The records below must be copied in full; omit the images.

======== Raw records ========

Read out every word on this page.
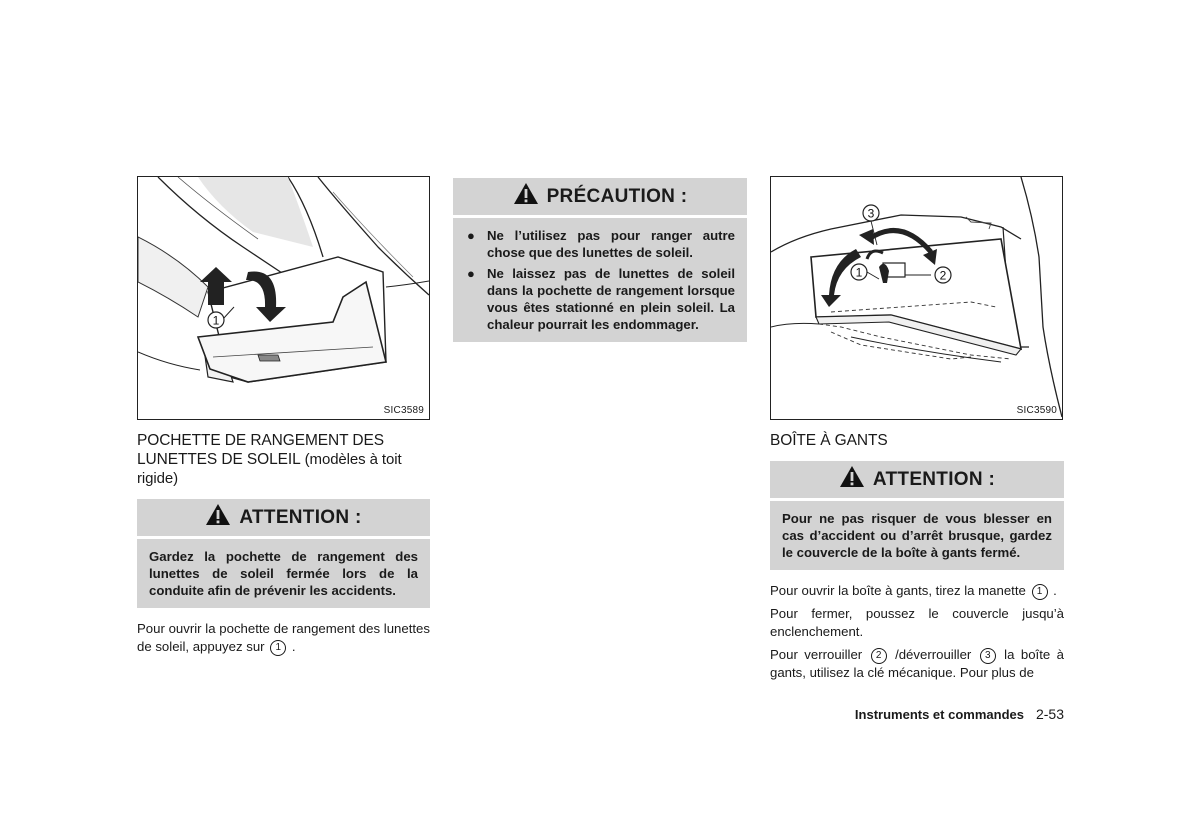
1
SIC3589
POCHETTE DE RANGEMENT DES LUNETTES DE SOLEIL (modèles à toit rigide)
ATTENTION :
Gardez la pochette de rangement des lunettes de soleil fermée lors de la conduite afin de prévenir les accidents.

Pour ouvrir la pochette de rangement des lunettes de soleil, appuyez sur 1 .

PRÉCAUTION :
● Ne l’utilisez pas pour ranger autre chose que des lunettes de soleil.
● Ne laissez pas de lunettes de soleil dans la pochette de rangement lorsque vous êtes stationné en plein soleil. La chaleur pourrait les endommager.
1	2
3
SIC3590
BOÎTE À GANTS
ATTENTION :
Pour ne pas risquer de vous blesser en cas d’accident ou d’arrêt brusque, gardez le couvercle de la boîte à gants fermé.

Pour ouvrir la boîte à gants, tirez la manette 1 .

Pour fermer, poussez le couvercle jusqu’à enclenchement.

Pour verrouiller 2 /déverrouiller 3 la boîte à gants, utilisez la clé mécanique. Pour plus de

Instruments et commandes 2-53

========

Exercise response:
Read out every word on this page.
1
SIC3589
POCHETTE DE RANGEMENT DES LUNETTES DE SOLEIL (modèles à toit rigide)
ATTENTION :
Gardez la pochette de rangement des lunettes de soleil fermée lors de la conduite afin de prévenir les accidents.

Pour ouvrir la pochette de rangement des lunettes de soleil, appuyez sur 1 .

PRÉCAUTION :
● Ne l’utilisez pas pour ranger autre chose que des lunettes de soleil.
● Ne laissez pas de lunettes de soleil dans la pochette de rangement lorsque vous êtes stationné en plein soleil. La chaleur pourrait les endommager.
1	2
3
SIC3590
BOÎTE À GANTS
ATTENTION :
Pour ne pas risquer de vous blesser en cas d’accident ou d’arrêt brusque, gardez le couvercle de la boîte à gants fermé.

Pour ouvrir la boîte à gants, tirez la manette 1 .

Pour fermer, poussez le couvercle jusqu’à enclenchement.

Pour verrouiller 2 /déverrouiller 3 la boîte à gants, utilisez la clé mécanique. Pour plus de

Instruments et commandes 2-53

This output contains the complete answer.